▶ _GIVEN INSTRUCTION_
Copy whichever lines contain the string "Model".

▶ _DATASET ENTRIES_
=======
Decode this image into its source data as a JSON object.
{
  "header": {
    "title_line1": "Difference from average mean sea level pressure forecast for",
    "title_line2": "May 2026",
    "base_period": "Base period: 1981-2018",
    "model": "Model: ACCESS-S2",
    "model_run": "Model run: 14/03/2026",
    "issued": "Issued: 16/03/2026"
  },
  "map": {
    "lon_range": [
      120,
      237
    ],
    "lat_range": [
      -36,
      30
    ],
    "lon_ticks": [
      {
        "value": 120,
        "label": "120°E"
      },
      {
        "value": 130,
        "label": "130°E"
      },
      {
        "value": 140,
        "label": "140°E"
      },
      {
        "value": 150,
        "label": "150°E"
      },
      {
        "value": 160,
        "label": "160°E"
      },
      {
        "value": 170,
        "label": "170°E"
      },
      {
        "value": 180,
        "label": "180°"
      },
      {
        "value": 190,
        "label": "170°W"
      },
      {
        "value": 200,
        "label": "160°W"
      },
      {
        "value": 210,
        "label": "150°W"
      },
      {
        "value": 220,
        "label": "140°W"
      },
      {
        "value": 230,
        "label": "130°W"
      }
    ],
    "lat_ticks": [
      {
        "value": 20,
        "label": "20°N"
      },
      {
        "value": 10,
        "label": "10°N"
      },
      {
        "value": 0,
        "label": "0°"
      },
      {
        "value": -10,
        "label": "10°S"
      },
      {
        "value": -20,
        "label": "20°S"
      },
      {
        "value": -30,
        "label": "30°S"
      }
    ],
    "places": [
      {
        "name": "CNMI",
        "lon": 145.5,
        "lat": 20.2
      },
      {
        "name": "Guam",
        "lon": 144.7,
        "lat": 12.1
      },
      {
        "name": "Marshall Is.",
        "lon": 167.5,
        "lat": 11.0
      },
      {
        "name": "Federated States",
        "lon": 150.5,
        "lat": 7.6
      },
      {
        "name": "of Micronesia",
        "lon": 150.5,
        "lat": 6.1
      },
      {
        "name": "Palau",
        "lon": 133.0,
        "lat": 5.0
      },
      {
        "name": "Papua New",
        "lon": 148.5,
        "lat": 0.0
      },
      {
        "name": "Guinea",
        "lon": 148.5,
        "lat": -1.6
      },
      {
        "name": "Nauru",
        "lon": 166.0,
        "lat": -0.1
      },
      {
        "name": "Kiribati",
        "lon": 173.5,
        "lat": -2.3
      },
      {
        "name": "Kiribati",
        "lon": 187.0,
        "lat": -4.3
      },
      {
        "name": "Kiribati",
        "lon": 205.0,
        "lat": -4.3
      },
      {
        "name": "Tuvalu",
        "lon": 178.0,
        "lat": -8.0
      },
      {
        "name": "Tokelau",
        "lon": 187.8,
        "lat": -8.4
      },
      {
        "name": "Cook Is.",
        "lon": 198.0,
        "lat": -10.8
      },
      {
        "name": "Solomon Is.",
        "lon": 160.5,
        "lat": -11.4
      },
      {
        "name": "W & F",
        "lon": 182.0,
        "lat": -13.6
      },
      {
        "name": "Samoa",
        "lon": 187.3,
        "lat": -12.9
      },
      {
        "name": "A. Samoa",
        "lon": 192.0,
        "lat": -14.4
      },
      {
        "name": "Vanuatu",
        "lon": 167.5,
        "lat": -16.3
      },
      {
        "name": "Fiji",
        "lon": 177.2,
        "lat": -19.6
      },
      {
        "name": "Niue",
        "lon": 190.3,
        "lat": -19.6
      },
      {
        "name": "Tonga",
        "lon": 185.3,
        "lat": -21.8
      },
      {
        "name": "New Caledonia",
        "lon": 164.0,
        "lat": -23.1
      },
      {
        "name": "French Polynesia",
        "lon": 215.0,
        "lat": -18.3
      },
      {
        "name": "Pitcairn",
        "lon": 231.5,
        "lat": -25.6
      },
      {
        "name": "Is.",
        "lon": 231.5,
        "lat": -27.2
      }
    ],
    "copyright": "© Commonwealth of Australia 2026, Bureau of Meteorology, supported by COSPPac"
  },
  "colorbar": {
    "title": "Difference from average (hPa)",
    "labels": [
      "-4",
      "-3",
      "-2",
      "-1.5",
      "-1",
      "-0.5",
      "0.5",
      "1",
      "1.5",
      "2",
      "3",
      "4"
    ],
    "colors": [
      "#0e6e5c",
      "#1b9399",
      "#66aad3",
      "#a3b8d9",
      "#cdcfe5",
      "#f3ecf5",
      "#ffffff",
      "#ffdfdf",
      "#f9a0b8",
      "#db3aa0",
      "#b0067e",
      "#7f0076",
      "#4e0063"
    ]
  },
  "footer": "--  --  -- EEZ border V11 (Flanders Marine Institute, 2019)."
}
=======
▶ _RESULT_
    "model": "Model: ACCESS-S2",
    "model_run": "Model run: 14/03/2026",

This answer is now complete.